▶ **Objective**: Say how many lines contain "一网通办"; the answer is the number alone.

▶ **Exercise input**:
-- BEGIN --

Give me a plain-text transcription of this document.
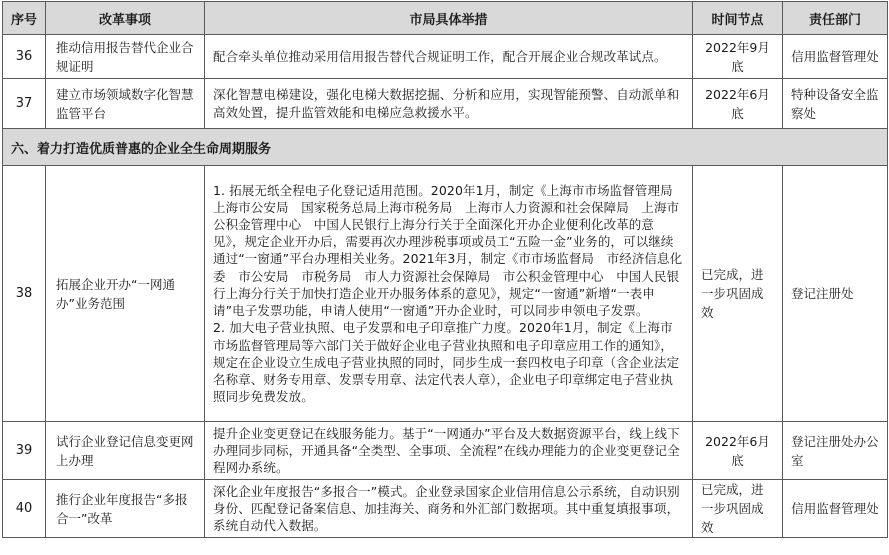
序号	改革事项	市局具体举措	时间节点	责任部门
36	推动信用报告替代企业合规证明	配合牵头单位推动采用信用报告替代合规证明工作，配合开展企业合规改革试点。	2022年9月底	信用监督管理处
37	建立市场领域数字化智慧监管平台	深化智慧电梯建设，强化电梯大数据挖掘、分析和应用，实现智能预警、自动派单和高效处置，提升监管效能和电梯应急救援水平。	2022年6月底	特种设备安全监察处
六、着力打造优质普惠的企业全生命周期服务				
38	拓展企业开办“一网通办”业务范围	1. 拓展无纸全程电子化登记适用范围。2020年1月，制定《上海市市场监督管理局　上海市公安局　国家税务总局上海市税务局　上海市人力资源和社会保障局　上海市公积金管理中心　中国人民银行上海分行关于全面深化开办企业便利化改革的意见》，规定企业开办后，需要再次办理涉税事项或员工“五险一金”业务的，可以继续通过“一窗通”平台办理相关业务。2021年3月，制定《市市场监督局　市经济信息化委　市公安局　市税务局　市人力资源社会保障局　市公积金管理中心　中国人民银行上海分行关于加快打造企业开办服务体系的意见》，规定“一窗通”新增“一表申请”电子发票功能，申请人使用“一窗通”开办企业时，可以同步申领电子发票。
2. 加大电子营业执照、电子发票和电子印章推广力度。2020年1月，制定《上海市市场监督管理局等六部门关于做好企业电子营业执照和电子印章应用工作的通知》，规定在企业设立生成电子营业执照的同时，同步生成一套四枚电子印章（含企业法定名称章、财务专用章、发票专用章、法定代表人章），企业电子印章绑定电子营业执照同步免费发放。	已完成，进一步巩固成效	登记注册处
39	试行企业登记信息变更网上办理	提升企业变更登记在线服务能力。基于“一网通办”平台及大数据资源平台，线上线下办理同步同标，开通具备“全类型、全事项、全流程”在线办理能力的企业变更登记全程网办系统。	2022年6月底	登记注册处办公室
40	推行企业年度报告“多报合一”改革	深化企业年度报告“多报合一”模式。企业登录国家企业信用信息公示系统，自动识别身份、匹配登记备案信息、加挂海关、商务和外汇部门数据项。其中重复填报事项，系统自动代入数据。	已完成，进一步巩固成效	信用监督管理处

-- END --

▶ **Complete answer**: 2